### Data ###

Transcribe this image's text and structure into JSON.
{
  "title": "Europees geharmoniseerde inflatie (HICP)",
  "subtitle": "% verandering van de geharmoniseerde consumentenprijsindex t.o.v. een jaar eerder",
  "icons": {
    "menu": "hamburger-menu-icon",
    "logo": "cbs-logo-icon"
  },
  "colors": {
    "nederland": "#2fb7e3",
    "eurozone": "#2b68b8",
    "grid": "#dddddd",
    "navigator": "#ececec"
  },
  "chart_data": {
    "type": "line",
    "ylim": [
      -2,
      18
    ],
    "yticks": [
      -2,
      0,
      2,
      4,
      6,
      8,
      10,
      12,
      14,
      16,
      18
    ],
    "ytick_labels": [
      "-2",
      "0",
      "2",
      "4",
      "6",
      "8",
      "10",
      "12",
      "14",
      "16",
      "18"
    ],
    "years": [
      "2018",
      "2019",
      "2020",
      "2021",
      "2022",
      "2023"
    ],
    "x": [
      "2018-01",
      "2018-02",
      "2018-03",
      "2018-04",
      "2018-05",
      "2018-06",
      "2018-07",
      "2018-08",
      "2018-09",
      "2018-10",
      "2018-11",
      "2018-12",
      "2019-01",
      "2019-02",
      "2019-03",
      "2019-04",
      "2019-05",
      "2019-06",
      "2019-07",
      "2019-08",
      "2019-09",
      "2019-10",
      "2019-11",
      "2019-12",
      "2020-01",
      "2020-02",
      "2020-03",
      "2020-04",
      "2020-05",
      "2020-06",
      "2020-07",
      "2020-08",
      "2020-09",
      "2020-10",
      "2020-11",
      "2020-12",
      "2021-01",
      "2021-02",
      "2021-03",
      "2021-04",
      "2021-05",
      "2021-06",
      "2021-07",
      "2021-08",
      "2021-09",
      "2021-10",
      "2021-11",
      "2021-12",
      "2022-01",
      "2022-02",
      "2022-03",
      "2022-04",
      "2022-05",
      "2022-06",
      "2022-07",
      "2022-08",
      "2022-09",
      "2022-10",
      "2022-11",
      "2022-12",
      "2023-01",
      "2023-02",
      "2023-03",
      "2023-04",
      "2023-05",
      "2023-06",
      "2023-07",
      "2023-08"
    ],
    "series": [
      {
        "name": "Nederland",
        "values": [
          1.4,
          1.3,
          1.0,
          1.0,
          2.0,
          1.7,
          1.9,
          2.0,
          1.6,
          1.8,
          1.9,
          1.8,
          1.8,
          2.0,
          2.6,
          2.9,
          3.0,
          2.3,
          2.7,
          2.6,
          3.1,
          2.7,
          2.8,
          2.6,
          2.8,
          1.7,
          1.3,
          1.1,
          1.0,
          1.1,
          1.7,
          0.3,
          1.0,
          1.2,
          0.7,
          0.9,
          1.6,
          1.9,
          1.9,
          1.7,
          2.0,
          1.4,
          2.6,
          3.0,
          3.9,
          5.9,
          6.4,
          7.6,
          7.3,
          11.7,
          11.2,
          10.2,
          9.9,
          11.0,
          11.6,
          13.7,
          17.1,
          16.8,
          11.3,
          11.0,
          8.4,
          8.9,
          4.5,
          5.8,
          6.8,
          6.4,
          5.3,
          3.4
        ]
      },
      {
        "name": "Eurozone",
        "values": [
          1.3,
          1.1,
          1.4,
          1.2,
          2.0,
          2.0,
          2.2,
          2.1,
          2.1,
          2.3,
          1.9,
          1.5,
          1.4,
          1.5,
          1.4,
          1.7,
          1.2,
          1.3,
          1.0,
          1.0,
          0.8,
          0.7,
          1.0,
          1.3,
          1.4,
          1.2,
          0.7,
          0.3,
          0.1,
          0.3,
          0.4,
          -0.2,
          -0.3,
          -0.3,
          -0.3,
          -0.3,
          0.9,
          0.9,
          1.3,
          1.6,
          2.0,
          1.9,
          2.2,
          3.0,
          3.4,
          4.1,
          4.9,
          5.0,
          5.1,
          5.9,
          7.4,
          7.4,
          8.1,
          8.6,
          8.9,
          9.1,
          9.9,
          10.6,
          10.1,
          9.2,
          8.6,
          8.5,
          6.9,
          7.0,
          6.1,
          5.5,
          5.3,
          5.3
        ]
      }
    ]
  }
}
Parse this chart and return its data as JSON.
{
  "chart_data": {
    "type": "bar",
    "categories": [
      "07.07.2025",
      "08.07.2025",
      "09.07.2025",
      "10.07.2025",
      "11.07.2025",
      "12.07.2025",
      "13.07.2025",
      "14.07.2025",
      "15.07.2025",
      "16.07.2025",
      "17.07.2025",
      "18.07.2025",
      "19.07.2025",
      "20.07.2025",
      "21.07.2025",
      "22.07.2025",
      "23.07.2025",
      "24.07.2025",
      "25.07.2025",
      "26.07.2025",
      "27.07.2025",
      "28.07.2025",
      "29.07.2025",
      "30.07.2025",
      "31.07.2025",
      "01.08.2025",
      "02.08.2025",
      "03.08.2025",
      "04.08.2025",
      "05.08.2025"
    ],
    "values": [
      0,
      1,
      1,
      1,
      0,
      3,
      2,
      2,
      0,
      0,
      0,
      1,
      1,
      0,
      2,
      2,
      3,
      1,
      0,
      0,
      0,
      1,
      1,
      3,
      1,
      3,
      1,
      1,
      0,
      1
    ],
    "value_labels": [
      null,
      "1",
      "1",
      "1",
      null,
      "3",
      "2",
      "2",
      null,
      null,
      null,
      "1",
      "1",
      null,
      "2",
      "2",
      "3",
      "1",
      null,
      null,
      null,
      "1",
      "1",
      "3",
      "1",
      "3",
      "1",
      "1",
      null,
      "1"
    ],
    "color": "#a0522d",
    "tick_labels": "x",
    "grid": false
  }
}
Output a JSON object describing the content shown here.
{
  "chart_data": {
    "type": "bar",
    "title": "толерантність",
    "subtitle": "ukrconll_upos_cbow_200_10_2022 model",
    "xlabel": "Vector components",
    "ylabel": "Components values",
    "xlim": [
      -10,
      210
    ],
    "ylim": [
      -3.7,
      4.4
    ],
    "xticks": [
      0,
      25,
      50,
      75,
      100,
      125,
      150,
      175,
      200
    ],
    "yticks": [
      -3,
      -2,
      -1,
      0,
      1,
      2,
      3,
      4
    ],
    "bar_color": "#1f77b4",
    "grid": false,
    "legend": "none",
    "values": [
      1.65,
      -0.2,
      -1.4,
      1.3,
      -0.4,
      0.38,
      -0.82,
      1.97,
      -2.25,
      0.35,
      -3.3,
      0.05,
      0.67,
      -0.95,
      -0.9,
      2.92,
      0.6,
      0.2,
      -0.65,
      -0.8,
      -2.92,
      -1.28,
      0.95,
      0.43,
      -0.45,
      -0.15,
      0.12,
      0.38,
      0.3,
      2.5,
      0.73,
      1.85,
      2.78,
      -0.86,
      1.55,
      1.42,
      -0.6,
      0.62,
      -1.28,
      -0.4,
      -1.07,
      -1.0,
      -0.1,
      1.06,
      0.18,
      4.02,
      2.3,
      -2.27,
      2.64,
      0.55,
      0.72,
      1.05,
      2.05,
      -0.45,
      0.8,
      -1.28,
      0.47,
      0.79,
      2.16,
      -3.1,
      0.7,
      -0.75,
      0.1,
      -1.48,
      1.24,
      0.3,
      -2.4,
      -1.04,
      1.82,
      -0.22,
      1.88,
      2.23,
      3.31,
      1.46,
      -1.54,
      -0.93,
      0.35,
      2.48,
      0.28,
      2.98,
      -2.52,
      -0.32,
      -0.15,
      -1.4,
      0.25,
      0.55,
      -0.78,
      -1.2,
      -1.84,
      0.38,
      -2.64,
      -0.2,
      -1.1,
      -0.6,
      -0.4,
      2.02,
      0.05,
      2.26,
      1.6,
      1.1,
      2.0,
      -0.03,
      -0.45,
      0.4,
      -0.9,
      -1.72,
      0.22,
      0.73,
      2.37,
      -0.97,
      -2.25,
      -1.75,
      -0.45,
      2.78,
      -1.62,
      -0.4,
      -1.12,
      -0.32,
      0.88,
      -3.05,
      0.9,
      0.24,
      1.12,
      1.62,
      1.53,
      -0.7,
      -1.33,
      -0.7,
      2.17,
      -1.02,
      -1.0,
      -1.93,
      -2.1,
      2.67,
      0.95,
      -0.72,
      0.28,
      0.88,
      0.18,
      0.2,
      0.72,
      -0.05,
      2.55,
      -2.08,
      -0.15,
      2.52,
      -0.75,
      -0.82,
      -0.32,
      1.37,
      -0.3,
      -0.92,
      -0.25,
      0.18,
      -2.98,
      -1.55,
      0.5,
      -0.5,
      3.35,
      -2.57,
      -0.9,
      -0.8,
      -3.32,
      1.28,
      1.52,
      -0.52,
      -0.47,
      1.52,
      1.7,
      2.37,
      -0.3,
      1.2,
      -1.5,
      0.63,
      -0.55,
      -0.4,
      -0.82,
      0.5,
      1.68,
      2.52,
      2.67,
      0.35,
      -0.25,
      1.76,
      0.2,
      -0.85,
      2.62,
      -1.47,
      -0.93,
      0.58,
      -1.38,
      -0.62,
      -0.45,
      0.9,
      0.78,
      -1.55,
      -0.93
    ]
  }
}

###

§ Stated problem
How many of these lines contain "subtitle"? Write only the number.

§ Full response
2